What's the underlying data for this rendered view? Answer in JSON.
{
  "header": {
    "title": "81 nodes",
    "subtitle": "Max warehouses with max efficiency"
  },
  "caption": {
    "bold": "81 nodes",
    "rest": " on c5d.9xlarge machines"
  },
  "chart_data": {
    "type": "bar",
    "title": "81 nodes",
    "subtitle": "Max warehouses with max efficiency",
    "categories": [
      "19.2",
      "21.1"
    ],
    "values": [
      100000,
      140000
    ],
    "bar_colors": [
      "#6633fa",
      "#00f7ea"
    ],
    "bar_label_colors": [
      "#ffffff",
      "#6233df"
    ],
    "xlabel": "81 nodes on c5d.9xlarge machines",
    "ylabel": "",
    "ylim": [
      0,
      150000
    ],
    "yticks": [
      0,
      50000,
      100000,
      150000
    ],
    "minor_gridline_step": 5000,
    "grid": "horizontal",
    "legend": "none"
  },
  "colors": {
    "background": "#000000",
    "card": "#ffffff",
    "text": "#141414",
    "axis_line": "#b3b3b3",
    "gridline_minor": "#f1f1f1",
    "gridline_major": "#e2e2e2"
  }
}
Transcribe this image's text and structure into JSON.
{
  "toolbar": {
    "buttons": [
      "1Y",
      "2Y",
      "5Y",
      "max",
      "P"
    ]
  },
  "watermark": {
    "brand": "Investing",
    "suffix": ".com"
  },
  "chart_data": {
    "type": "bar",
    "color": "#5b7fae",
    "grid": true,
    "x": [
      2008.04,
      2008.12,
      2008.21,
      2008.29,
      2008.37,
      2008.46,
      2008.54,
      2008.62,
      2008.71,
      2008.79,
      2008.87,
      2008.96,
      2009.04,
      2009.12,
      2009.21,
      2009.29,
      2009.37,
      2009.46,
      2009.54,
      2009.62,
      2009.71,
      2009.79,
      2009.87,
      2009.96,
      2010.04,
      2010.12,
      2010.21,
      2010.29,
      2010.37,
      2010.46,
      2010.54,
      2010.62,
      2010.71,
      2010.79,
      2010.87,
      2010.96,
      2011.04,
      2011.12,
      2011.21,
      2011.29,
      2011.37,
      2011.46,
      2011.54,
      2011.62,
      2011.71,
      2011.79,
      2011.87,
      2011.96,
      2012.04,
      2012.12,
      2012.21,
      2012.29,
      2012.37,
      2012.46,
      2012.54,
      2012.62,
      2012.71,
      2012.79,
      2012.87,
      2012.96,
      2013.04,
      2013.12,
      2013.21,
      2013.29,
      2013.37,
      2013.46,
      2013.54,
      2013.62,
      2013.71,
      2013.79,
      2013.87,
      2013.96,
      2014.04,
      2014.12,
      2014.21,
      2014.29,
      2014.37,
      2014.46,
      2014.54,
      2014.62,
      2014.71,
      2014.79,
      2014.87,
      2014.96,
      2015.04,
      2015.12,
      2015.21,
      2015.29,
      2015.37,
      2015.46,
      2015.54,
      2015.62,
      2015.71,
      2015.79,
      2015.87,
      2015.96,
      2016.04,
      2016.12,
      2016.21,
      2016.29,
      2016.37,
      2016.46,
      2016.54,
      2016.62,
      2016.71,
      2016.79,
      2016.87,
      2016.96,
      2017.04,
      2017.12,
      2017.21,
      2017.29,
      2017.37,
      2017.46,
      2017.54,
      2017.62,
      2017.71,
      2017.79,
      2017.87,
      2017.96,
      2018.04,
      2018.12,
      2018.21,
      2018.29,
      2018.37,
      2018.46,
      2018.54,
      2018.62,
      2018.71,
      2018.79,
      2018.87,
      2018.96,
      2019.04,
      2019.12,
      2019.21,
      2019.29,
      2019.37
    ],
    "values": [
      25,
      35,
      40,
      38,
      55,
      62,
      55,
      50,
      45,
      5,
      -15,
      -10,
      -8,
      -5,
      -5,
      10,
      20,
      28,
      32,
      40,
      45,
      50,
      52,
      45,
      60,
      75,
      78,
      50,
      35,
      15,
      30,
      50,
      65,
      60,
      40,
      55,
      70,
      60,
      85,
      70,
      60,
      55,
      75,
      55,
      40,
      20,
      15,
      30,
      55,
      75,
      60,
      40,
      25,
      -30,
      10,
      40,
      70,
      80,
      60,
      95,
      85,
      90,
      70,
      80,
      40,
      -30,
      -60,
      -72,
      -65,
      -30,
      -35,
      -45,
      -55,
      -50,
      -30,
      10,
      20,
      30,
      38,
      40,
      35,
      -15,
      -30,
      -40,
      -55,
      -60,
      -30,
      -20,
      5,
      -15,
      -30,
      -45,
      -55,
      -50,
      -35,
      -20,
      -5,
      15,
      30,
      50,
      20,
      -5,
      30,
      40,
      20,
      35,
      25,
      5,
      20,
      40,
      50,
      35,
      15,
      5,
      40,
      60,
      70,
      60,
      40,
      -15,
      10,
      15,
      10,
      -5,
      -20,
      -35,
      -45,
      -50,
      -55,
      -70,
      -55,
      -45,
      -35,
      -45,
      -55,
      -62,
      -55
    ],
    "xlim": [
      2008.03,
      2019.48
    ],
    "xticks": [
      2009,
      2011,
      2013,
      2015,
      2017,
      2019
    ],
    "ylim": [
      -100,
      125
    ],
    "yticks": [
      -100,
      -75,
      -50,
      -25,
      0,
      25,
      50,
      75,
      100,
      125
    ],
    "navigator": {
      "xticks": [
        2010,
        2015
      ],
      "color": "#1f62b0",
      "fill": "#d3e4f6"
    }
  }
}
# # # #
Check every line of the listing for the string "text" and report how many lines have it, as a number alone.

Written response » 2